MATERIALS PROVIDED >>
— Start —
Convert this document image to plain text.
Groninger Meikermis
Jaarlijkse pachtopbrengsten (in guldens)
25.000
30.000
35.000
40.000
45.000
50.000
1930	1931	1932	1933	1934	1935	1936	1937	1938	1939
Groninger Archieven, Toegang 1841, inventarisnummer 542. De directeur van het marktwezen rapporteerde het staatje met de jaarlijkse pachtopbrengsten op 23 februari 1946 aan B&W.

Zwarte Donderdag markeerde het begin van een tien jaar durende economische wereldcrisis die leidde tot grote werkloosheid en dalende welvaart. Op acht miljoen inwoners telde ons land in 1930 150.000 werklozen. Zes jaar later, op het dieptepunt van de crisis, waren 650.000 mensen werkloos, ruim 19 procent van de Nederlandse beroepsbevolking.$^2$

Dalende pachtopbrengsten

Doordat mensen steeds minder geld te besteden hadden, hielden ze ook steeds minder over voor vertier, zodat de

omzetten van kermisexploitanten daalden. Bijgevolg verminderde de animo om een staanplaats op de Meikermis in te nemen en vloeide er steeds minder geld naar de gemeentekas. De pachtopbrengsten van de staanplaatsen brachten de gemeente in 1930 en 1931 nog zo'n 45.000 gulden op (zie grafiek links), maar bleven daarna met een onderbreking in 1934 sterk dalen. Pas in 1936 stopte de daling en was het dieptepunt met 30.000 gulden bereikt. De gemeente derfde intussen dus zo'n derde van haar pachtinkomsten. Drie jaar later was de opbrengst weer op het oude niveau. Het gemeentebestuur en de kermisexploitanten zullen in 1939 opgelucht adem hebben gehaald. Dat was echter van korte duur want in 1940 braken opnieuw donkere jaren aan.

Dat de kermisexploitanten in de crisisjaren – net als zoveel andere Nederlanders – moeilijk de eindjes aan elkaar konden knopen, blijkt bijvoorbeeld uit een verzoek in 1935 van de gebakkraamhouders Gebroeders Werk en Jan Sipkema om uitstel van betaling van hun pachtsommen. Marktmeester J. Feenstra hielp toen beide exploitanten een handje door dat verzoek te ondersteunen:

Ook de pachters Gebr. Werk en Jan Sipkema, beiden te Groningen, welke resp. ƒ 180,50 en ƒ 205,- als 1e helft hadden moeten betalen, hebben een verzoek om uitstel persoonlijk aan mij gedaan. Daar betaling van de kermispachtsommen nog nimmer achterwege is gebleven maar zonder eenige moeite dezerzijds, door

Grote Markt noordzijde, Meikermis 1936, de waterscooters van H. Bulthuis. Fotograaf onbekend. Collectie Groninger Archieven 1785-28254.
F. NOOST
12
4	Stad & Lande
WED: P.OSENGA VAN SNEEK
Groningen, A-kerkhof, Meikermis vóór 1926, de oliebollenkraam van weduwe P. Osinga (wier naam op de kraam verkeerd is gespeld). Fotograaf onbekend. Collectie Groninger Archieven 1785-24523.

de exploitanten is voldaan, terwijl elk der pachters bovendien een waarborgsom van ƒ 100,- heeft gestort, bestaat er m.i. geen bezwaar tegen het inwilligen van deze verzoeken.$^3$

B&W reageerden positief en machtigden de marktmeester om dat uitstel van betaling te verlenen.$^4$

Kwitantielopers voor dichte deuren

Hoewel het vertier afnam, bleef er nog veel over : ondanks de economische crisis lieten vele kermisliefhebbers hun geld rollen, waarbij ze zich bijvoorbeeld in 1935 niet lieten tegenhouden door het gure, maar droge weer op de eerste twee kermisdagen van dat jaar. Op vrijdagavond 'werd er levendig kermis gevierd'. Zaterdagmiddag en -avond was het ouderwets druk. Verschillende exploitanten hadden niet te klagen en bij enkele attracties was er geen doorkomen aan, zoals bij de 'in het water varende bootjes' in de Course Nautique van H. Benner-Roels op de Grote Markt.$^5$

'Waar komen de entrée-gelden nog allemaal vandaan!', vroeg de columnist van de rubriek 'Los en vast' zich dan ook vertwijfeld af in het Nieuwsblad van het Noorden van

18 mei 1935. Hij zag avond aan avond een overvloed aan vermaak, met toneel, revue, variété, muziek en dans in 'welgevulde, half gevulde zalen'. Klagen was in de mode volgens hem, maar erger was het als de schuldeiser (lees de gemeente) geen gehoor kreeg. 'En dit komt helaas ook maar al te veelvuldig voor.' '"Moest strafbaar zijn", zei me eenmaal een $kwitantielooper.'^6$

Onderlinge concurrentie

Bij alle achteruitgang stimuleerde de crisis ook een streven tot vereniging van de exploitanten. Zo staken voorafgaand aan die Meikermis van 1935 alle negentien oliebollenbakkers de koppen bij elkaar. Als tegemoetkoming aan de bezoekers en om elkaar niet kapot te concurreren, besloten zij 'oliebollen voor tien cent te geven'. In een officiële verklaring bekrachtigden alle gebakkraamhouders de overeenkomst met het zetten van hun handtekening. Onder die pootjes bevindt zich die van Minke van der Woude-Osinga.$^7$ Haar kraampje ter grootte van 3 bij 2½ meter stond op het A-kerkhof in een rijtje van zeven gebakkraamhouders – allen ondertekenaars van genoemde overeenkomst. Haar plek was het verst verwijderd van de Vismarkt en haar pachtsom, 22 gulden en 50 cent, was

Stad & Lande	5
— End —
REQUIRED WORK >> Repeat the listing above without any change.

ANSWER TO THE TASK >>
Convert this document image to plain text.
Groninger Meikermis
Jaarlijkse pachtopbrengsten (in guldens)
25.000
30.000
35.000
40.000
45.000
50.000
1930	1931	1932	1933	1934	1935	1936	1937	1938	1939
Groninger Archieven, Toegang 1841, inventarisnummer 542. De directeur van het marktwezen rapporteerde het staatje met de jaarlijkse pachtopbrengsten op 23 februari 1946 aan B&W.

Zwarte Donderdag markeerde het begin van een tien jaar durende economische wereldcrisis die leidde tot grote werkloosheid en dalende welvaart. Op acht miljoen inwoners telde ons land in 1930 150.000 werklozen. Zes jaar later, op het dieptepunt van de crisis, waren 650.000 mensen werkloos, ruim 19 procent van de Nederlandse beroepsbevolking.$^2$

Dalende pachtopbrengsten

Doordat mensen steeds minder geld te besteden hadden, hielden ze ook steeds minder over voor vertier, zodat de

omzetten van kermisexploitanten daalden. Bijgevolg verminderde de animo om een staanplaats op de Meikermis in te nemen en vloeide er steeds minder geld naar de gemeentekas. De pachtopbrengsten van de staanplaatsen brachten de gemeente in 1930 en 1931 nog zo'n 45.000 gulden op (zie grafiek links), maar bleven daarna met een onderbreking in 1934 sterk dalen. Pas in 1936 stopte de daling en was het dieptepunt met 30.000 gulden bereikt. De gemeente derfde intussen dus zo'n derde van haar pachtinkomsten. Drie jaar later was de opbrengst weer op het oude niveau. Het gemeentebestuur en de kermisexploitanten zullen in 1939 opgelucht adem hebben gehaald. Dat was echter van korte duur want in 1940 braken opnieuw donkere jaren aan.

Dat de kermisexploitanten in de crisisjaren – net als zoveel andere Nederlanders – moeilijk de eindjes aan elkaar konden knopen, blijkt bijvoorbeeld uit een verzoek in 1935 van de gebakkraamhouders Gebroeders Werk en Jan Sipkema om uitstel van betaling van hun pachtsommen. Marktmeester J. Feenstra hielp toen beide exploitanten een handje door dat verzoek te ondersteunen:

Ook de pachters Gebr. Werk en Jan Sipkema, beiden te Groningen, welke resp. ƒ 180,50 en ƒ 205,- als 1e helft hadden moeten betalen, hebben een verzoek om uitstel persoonlijk aan mij gedaan. Daar betaling van de kermispachtsommen nog nimmer achterwege is gebleven maar zonder eenige moeite dezerzijds, door

Grote Markt noordzijde, Meikermis 1936, de waterscooters van H. Bulthuis. Fotograaf onbekend. Collectie Groninger Archieven 1785-28254.
F. NOOST
12
4	Stad & Lande
WED: P.OSENGA VAN SNEEK
Groningen, A-kerkhof, Meikermis vóór 1926, de oliebollenkraam van weduwe P. Osinga (wier naam op de kraam verkeerd is gespeld). Fotograaf onbekend. Collectie Groninger Archieven 1785-24523.

de exploitanten is voldaan, terwijl elk der pachters bovendien een waarborgsom van ƒ 100,- heeft gestort, bestaat er m.i. geen bezwaar tegen het inwilligen van deze verzoeken.$^3$

B&W reageerden positief en machtigden de marktmeester om dat uitstel van betaling te verlenen.$^4$

Kwitantielopers voor dichte deuren

Hoewel het vertier afnam, bleef er nog veel over : ondanks de economische crisis lieten vele kermisliefhebbers hun geld rollen, waarbij ze zich bijvoorbeeld in 1935 niet lieten tegenhouden door het gure, maar droge weer op de eerste twee kermisdagen van dat jaar. Op vrijdagavond 'werd er levendig kermis gevierd'. Zaterdagmiddag en -avond was het ouderwets druk. Verschillende exploitanten hadden niet te klagen en bij enkele attracties was er geen doorkomen aan, zoals bij de 'in het water varende bootjes' in de Course Nautique van H. Benner-Roels op de Grote Markt.$^5$

'Waar komen de entrée-gelden nog allemaal vandaan!', vroeg de columnist van de rubriek 'Los en vast' zich dan ook vertwijfeld af in het Nieuwsblad van het Noorden van

18 mei 1935. Hij zag avond aan avond een overvloed aan vermaak, met toneel, revue, variété, muziek en dans in 'welgevulde, half gevulde zalen'. Klagen was in de mode volgens hem, maar erger was het als de schuldeiser (lees de gemeente) geen gehoor kreeg. 'En dit komt helaas ook maar al te veelvuldig voor.' '"Moest strafbaar zijn", zei me eenmaal een $kwitantielooper.'^6$

Onderlinge concurrentie

Bij alle achteruitgang stimuleerde de crisis ook een streven tot vereniging van de exploitanten. Zo staken voorafgaand aan die Meikermis van 1935 alle negentien oliebollenbakkers de koppen bij elkaar. Als tegemoetkoming aan de bezoekers en om elkaar niet kapot te concurreren, besloten zij 'oliebollen voor tien cent te geven'. In een officiële verklaring bekrachtigden alle gebakkraamhouders de overeenkomst met het zetten van hun handtekening. Onder die pootjes bevindt zich die van Minke van der Woude-Osinga.$^7$ Haar kraampje ter grootte van 3 bij 2½ meter stond op het A-kerkhof in een rijtje van zeven gebakkraamhouders – allen ondertekenaars van genoemde overeenkomst. Haar plek was het verst verwijderd van de Vismarkt en haar pachtsom, 22 gulden en 50 cent, was

Stad & Lande	5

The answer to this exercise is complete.